*** Opening of SUPPLIED MATERIAL ***

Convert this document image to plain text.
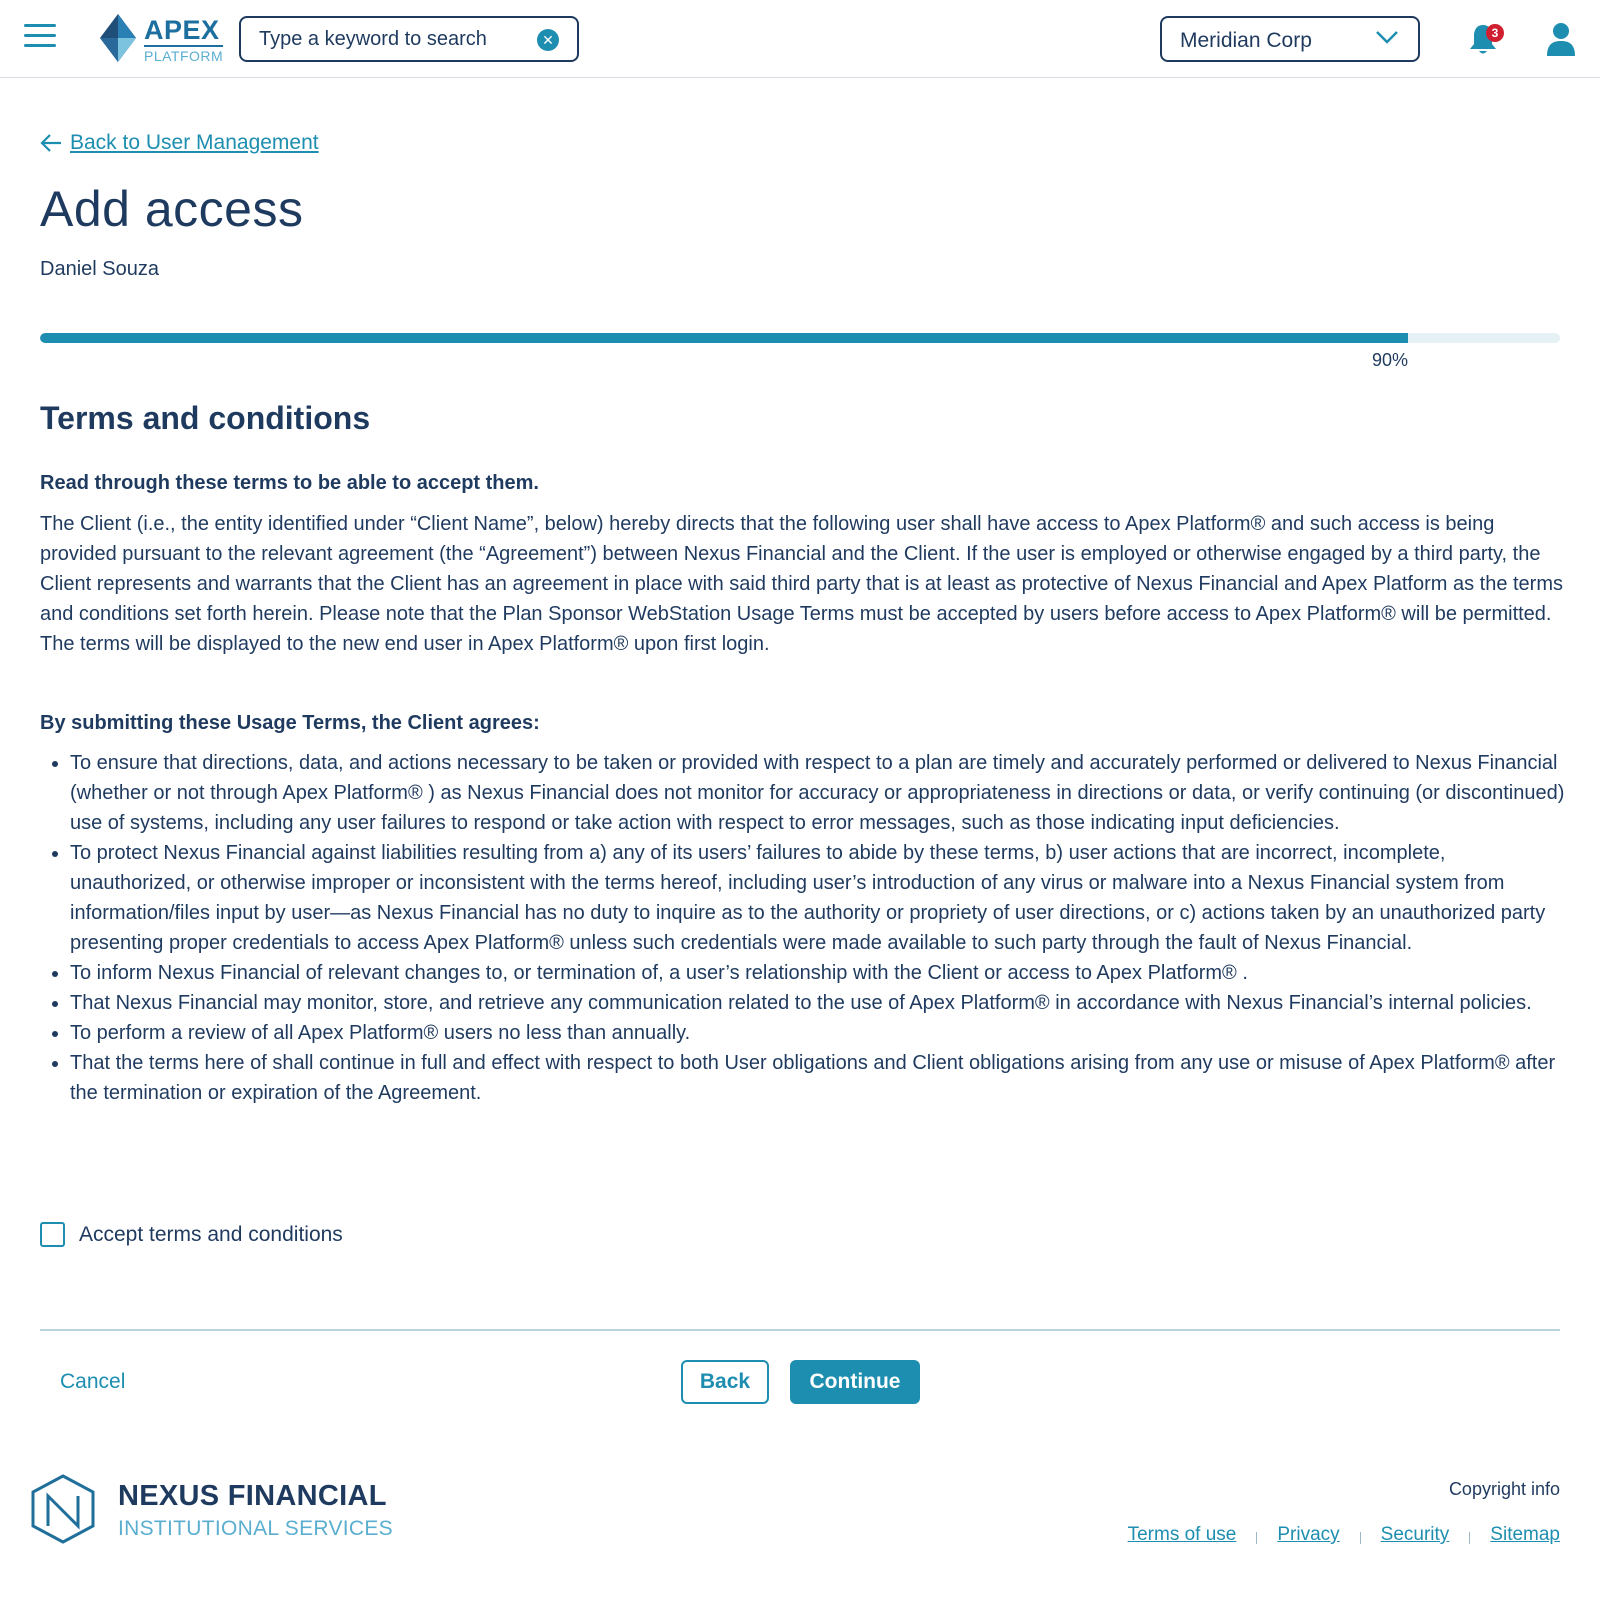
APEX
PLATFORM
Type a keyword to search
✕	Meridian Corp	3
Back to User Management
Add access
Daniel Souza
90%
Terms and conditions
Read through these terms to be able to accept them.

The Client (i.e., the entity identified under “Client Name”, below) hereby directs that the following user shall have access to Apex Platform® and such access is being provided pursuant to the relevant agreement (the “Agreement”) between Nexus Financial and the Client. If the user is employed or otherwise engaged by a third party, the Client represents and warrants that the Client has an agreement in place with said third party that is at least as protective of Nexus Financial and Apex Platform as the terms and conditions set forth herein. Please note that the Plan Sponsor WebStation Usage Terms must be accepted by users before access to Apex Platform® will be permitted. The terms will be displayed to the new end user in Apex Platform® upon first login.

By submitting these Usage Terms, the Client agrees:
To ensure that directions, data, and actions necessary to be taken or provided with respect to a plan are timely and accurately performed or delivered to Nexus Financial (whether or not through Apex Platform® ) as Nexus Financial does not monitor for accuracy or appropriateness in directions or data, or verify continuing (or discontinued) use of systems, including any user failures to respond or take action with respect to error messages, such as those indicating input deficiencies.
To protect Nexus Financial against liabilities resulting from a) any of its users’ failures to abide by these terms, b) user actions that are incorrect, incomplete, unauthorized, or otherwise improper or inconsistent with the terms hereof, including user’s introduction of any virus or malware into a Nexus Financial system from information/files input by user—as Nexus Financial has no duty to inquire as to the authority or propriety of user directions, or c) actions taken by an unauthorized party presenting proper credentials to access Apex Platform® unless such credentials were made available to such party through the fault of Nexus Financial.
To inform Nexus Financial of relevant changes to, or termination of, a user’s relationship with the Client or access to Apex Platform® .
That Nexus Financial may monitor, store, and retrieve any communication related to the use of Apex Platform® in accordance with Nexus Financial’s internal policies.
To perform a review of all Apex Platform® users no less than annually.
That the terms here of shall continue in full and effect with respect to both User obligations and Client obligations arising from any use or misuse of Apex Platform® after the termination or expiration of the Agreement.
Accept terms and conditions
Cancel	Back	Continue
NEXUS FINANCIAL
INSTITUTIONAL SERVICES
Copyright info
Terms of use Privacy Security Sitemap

*** Close of SUPPLIED MATERIAL ***
*** Opening of SUPPLIED MATERIAL ***

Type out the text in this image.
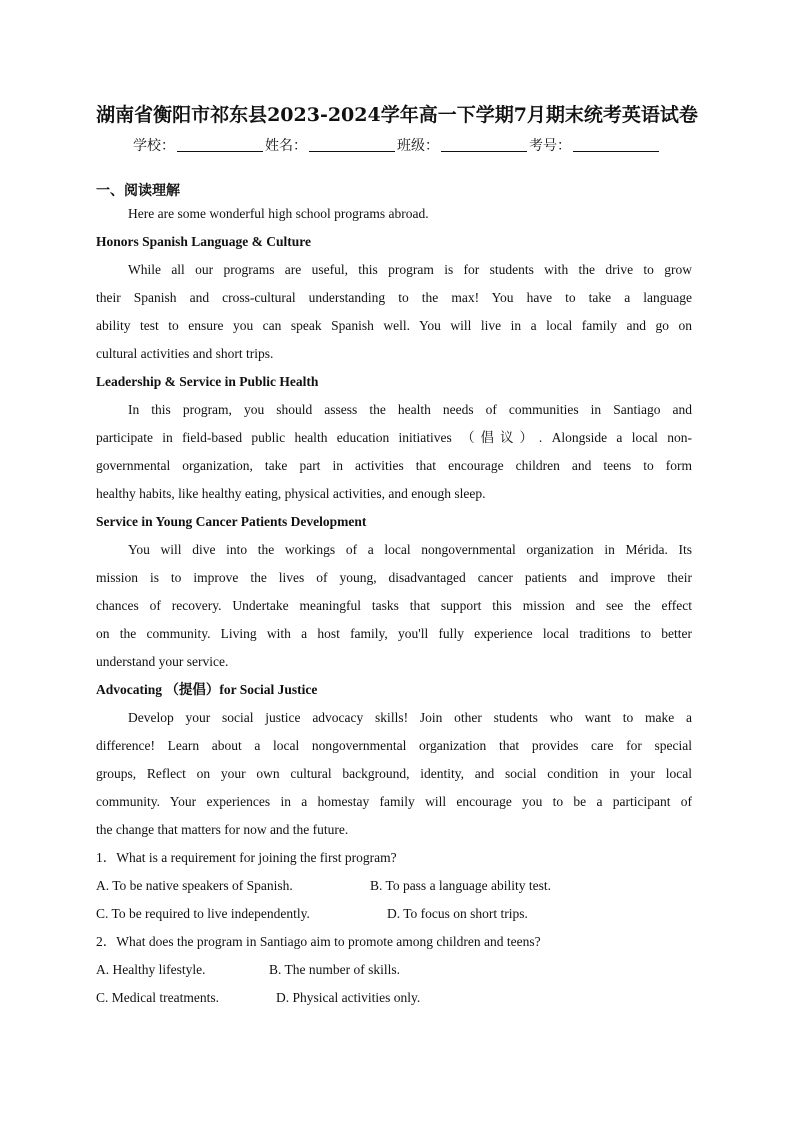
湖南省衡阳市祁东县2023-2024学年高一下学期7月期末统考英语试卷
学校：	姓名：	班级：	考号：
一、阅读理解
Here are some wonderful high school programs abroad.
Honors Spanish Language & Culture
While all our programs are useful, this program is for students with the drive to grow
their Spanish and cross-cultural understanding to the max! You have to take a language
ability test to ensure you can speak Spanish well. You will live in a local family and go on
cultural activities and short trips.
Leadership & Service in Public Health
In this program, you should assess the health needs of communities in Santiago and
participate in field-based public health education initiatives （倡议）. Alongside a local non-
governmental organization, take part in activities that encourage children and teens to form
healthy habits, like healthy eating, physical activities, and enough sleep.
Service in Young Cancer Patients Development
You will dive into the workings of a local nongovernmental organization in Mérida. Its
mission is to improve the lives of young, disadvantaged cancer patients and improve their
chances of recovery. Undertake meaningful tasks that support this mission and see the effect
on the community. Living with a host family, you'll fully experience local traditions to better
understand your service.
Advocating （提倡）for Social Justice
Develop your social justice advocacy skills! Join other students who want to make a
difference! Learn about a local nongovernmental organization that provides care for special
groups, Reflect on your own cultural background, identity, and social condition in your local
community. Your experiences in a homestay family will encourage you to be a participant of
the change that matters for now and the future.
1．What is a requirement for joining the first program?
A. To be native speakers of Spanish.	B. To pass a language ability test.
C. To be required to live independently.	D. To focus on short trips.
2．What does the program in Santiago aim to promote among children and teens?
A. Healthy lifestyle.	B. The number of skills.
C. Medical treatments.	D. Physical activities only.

*** Close of SUPPLIED MATERIAL ***

EXERCISE DESCRIPTION ▸
Examine the entries and say how many of their lines hold the word "test". No other words should accompany the number.

SOLUTION TO THE EXERCISE ▸
2